- [AIM]: Work through the material below line by line and say how many lines include the word "title". Only the number, please.

— BEGIN ROWS —

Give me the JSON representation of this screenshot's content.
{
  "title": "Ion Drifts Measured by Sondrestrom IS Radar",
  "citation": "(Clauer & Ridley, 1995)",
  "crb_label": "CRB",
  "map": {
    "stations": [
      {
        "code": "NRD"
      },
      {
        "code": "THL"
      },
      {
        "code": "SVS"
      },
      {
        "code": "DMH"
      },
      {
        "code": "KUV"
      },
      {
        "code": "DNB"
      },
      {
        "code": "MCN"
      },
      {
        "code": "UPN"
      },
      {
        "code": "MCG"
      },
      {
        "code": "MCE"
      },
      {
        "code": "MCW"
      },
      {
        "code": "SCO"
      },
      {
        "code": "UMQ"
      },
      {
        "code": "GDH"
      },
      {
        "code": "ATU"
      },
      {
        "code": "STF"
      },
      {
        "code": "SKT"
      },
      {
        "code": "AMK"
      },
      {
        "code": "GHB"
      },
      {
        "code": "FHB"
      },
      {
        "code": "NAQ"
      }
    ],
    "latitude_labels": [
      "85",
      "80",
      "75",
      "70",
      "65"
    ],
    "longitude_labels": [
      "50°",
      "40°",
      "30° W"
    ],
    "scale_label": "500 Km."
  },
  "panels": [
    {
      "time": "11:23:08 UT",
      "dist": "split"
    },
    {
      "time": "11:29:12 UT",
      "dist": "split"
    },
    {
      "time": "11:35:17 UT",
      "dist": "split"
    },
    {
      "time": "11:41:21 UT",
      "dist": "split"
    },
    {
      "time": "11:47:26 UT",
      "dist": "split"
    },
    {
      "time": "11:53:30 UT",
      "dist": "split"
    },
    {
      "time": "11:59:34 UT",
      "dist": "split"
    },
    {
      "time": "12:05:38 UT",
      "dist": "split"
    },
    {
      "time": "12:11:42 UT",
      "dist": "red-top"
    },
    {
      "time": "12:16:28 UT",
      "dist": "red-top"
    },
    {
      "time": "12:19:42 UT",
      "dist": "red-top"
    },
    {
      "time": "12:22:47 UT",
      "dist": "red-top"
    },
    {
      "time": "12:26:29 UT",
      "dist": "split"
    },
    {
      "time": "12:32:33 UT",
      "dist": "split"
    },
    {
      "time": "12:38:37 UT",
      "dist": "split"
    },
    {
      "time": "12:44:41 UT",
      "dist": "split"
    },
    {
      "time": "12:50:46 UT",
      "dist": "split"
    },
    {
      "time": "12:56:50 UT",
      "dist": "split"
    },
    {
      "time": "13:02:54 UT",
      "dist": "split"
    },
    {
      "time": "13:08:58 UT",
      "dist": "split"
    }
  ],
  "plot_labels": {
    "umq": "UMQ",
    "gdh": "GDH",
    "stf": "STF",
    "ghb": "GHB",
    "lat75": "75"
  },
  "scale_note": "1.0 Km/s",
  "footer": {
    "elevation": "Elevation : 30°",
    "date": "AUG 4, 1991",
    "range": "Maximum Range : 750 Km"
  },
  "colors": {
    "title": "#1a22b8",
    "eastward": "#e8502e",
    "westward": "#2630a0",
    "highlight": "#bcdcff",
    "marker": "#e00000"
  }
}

— END ROWS —

- [RESULT]: 2